BEGIN Records
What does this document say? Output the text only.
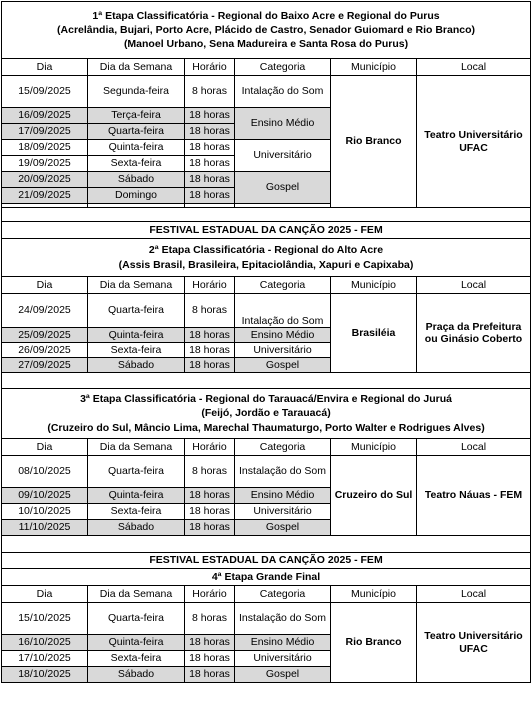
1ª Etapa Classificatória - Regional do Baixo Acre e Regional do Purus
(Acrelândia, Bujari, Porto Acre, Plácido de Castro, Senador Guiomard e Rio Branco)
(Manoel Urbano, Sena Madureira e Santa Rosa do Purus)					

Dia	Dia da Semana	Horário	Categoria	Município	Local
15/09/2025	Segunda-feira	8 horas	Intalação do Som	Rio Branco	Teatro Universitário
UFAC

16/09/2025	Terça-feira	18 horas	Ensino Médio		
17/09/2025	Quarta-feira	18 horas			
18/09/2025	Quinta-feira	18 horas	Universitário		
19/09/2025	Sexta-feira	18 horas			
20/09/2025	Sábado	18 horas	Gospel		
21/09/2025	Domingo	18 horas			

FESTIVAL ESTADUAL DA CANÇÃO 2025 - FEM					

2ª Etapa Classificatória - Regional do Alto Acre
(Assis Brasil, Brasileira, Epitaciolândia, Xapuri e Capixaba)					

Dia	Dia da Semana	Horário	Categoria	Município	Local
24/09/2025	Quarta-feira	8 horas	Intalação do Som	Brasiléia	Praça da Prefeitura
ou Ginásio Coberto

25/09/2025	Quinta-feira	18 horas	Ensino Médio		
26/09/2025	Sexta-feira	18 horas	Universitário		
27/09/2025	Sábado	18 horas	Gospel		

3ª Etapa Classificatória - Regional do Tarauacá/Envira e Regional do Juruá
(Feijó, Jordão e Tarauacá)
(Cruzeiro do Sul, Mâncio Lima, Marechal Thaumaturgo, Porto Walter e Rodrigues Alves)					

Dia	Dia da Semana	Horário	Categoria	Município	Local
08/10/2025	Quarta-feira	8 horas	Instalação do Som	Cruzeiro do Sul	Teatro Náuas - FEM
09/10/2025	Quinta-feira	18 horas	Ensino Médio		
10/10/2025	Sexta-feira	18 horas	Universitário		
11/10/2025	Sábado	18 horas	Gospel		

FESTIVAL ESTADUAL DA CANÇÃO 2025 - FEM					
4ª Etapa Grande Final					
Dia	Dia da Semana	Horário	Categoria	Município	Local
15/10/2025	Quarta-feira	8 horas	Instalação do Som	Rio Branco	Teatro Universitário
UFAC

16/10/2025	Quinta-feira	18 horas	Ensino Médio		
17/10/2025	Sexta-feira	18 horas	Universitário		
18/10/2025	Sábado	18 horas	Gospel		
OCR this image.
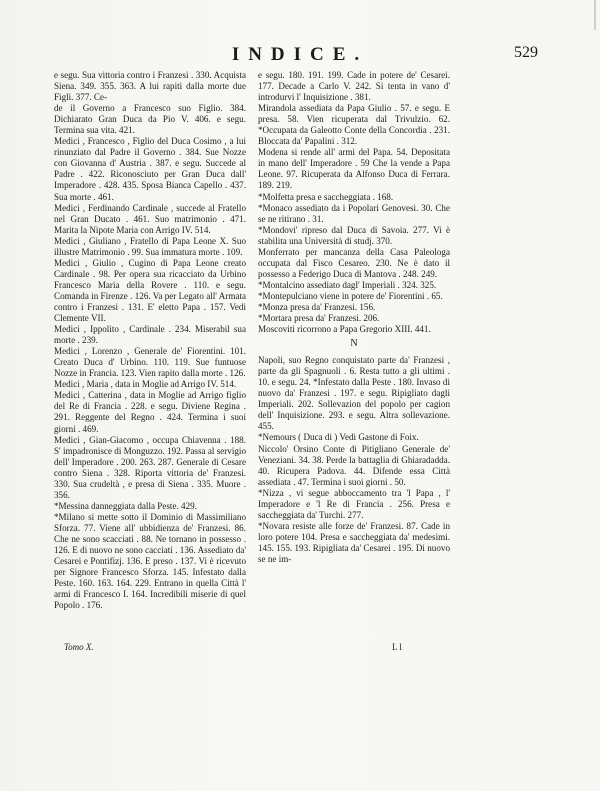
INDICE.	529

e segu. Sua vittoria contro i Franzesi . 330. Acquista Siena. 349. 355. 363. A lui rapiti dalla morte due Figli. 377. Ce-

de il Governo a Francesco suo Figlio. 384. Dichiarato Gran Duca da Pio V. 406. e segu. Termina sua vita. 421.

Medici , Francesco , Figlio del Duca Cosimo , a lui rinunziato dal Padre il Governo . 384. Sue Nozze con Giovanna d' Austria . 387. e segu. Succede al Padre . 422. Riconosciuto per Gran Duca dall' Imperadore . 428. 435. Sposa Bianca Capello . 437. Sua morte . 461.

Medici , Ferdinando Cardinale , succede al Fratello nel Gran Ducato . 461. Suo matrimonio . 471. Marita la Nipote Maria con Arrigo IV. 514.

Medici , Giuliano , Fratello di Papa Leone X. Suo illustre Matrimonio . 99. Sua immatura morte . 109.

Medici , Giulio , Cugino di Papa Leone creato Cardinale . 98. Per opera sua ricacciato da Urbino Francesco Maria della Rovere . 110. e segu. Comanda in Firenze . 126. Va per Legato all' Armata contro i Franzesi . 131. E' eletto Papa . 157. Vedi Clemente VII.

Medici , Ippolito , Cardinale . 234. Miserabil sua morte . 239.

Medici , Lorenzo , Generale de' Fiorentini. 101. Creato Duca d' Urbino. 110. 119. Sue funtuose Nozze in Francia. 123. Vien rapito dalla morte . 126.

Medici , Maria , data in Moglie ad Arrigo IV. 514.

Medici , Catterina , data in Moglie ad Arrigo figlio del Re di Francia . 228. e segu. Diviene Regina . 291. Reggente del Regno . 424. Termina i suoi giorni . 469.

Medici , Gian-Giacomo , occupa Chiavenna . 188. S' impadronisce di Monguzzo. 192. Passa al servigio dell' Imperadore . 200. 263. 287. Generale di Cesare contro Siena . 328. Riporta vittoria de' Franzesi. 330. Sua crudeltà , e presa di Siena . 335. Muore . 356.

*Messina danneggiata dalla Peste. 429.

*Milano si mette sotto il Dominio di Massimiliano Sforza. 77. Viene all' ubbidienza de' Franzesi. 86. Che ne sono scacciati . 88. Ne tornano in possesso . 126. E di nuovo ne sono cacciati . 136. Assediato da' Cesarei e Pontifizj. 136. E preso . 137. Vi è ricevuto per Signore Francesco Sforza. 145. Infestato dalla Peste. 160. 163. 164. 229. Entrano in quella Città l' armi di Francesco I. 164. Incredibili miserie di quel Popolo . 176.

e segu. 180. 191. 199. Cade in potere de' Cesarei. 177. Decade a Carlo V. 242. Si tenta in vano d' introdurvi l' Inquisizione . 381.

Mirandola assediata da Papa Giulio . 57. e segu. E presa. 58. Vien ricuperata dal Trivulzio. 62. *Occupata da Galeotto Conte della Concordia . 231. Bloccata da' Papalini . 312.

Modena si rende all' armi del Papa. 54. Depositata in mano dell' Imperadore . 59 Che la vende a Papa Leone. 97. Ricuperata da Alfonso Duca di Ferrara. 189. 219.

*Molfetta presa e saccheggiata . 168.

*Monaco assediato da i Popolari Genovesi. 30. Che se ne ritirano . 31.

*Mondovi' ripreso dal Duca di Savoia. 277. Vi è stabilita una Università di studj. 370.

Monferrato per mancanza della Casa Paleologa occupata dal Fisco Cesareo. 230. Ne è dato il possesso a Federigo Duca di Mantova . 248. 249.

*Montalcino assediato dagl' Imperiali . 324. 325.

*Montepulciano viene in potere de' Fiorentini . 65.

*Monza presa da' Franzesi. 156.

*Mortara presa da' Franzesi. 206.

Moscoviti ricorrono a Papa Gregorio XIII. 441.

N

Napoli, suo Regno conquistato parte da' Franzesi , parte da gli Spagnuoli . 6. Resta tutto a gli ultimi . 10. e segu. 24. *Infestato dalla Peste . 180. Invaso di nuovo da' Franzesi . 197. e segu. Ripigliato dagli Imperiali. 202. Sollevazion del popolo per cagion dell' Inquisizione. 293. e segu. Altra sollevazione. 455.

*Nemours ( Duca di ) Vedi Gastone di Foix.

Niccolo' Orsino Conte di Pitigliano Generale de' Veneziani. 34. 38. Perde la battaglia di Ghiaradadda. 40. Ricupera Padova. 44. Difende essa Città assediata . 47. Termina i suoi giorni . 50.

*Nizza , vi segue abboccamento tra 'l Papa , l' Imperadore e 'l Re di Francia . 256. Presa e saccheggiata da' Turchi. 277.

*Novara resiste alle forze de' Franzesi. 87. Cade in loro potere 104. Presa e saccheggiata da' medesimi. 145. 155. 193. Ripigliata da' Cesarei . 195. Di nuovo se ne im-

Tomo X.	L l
END Records
BEGIN Records
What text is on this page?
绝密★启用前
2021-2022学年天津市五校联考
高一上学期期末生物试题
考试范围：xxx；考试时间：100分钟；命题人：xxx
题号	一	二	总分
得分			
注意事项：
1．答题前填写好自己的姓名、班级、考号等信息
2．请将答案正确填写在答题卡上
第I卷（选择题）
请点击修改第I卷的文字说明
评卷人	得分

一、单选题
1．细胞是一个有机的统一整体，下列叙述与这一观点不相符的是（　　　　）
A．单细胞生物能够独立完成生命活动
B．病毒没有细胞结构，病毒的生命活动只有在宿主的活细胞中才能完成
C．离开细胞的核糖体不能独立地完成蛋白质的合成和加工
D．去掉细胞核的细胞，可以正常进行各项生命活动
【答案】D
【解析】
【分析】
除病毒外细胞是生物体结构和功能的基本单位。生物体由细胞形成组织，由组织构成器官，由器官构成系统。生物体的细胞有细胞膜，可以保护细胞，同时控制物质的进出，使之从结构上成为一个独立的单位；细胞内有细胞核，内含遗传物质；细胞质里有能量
END Records
**Written task**
Pull out all lines containing the word "Termina" from the entries above.

**Response**
de il Governo a Francesco suo Figlio. 384. Dichiarato Gran Duca da Pio V. 406. e segu. Termina sua vita. 421.
Medici , Catterina , data in Moglie ad Arrigo figlio del Re di Francia . 228. e segu. Diviene Regina . 291. Reggente del Regno . 424. Termina i suoi giorni . 469.
Niccolo' Orsino Conte di Pitigliano Generale de' Veneziani. 34. 38. Perde la battaglia di Ghiaradadda. 40. Ricupera Padova. 44. Difende essa Città assediata . 47. Termina i suoi giorni . 50.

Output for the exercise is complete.